Set task: Retype the lines below with no changes.

Material for this task:
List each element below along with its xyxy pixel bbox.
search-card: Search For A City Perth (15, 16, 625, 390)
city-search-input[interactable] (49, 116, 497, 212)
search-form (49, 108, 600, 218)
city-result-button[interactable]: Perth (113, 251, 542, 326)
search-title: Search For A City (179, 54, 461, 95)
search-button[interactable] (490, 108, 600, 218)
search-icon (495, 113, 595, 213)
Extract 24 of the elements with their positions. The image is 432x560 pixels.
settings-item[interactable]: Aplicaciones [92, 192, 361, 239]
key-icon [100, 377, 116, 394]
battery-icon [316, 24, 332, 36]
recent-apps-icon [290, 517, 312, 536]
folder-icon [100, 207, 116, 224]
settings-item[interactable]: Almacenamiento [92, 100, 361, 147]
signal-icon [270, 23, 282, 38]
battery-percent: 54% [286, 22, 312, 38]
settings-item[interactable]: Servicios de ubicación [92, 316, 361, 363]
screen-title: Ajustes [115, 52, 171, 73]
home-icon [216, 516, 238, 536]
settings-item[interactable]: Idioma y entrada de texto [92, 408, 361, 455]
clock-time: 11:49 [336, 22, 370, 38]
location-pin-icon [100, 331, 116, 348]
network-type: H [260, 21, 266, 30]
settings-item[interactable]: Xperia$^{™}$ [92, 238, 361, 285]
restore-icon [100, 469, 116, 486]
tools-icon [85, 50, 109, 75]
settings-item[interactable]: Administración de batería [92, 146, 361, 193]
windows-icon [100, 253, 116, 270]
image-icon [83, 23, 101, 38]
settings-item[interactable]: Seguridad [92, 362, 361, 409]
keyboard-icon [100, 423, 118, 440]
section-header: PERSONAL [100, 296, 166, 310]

Response:
List each element below along with its xyxy pixel bbox.
search-card: Search For A City Perth (15, 16, 625, 390)
city-search-input[interactable] (49, 116, 497, 212)
search-form (49, 108, 600, 218)
city-result-button[interactable]: Perth (113, 251, 542, 326)
search-title: Search For A City (179, 54, 461, 95)
search-button[interactable] (490, 108, 600, 218)
search-icon (495, 113, 595, 213)
Extract 24 of the elements with their positions. The image is 432x560 pixels.
settings-item[interactable]: Aplicaciones [92, 192, 361, 239]
key-icon [100, 377, 116, 394]
battery-icon [316, 24, 332, 36]
recent-apps-icon [290, 517, 312, 536]
folder-icon [100, 207, 116, 224]
settings-item[interactable]: Almacenamiento [92, 100, 361, 147]
signal-icon [270, 23, 282, 38]
battery-percent: 54% [286, 22, 312, 38]
settings-item[interactable]: Servicios de ubicación [92, 316, 361, 363]
screen-title: Ajustes [115, 52, 171, 73]
home-icon [216, 516, 238, 536]
settings-item[interactable]: Idioma y entrada de texto [92, 408, 361, 455]
clock-time: 11:49 [336, 22, 370, 38]
location-pin-icon [100, 331, 116, 348]
network-type: H [260, 21, 266, 30]
settings-item[interactable]: Xperia$^{™}$ [92, 238, 361, 285]
restore-icon [100, 469, 116, 486]
tools-icon [85, 50, 109, 75]
settings-item[interactable]: Administración de batería [92, 146, 361, 193]
windows-icon [100, 253, 116, 270]
image-icon [83, 23, 101, 38]
settings-item[interactable]: Seguridad [92, 362, 361, 409]
keyboard-icon [100, 423, 118, 440]
section-header: PERSONAL [100, 296, 166, 310]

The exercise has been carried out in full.